_Aim of the task_:
Select all lines in the records that include "subtitle".

-- start --

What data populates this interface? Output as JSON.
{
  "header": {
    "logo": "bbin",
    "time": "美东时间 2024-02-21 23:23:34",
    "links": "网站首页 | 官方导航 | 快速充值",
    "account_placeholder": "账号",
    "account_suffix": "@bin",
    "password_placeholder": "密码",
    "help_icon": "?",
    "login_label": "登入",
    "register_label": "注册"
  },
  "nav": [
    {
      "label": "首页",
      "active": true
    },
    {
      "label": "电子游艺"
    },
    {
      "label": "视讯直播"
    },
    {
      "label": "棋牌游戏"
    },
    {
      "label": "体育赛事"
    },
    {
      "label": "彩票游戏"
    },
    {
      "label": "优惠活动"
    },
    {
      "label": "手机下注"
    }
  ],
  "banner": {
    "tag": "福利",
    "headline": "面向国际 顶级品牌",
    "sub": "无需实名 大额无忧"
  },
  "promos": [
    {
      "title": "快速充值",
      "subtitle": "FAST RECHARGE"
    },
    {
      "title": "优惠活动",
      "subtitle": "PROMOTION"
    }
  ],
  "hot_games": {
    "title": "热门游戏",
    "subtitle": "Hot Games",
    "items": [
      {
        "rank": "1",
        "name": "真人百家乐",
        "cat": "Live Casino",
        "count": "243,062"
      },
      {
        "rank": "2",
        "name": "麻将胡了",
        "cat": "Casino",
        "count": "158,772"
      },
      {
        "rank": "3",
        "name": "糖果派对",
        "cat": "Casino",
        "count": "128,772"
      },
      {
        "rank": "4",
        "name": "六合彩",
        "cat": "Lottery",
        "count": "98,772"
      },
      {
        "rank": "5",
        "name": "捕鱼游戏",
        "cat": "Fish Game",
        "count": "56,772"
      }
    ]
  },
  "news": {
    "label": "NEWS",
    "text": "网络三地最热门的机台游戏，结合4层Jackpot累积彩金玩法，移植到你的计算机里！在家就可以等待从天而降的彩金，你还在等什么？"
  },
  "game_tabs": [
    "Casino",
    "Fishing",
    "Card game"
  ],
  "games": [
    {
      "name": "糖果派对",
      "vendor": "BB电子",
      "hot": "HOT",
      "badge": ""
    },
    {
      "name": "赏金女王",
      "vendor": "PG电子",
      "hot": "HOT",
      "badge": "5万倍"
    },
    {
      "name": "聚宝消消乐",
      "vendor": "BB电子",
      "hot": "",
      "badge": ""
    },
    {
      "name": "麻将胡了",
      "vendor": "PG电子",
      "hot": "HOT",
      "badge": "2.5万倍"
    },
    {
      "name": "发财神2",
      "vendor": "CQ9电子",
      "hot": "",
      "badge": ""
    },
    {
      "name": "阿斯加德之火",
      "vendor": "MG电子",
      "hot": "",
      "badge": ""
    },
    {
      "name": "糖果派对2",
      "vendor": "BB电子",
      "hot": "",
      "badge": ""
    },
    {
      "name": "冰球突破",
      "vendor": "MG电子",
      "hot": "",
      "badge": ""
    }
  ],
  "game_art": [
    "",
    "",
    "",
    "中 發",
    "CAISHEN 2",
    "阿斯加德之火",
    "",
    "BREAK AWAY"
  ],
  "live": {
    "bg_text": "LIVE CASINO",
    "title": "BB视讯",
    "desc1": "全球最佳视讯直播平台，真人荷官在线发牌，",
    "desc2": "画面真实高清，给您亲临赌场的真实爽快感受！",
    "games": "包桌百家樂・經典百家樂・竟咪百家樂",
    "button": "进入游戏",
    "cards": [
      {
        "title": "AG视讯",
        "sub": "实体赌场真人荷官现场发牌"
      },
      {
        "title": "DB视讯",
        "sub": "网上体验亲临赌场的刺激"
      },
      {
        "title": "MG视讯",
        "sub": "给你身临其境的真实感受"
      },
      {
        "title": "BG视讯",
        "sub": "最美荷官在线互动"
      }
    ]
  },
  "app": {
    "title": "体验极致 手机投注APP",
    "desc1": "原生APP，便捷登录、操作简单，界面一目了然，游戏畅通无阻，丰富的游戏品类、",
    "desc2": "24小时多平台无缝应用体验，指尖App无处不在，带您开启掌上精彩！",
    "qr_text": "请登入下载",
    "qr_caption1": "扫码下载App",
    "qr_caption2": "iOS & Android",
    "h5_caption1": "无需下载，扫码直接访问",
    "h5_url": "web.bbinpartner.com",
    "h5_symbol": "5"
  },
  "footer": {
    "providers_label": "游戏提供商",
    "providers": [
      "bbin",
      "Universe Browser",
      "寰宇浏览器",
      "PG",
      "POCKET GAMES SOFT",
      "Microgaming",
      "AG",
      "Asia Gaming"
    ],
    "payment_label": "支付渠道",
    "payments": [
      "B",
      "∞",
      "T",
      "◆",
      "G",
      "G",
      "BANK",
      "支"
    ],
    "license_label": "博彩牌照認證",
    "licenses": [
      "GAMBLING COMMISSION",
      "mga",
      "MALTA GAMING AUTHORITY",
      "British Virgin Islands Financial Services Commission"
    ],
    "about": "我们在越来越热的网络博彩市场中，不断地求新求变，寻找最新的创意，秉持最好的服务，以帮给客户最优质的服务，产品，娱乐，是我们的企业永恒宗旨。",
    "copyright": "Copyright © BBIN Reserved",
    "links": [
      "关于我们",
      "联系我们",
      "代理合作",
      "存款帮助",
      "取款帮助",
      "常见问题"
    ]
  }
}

-- end --

_Output for this task_:
      "subtitle": "FAST RECHARGE"
      "subtitle": "PROMOTION"
    "subtitle": "Hot Games",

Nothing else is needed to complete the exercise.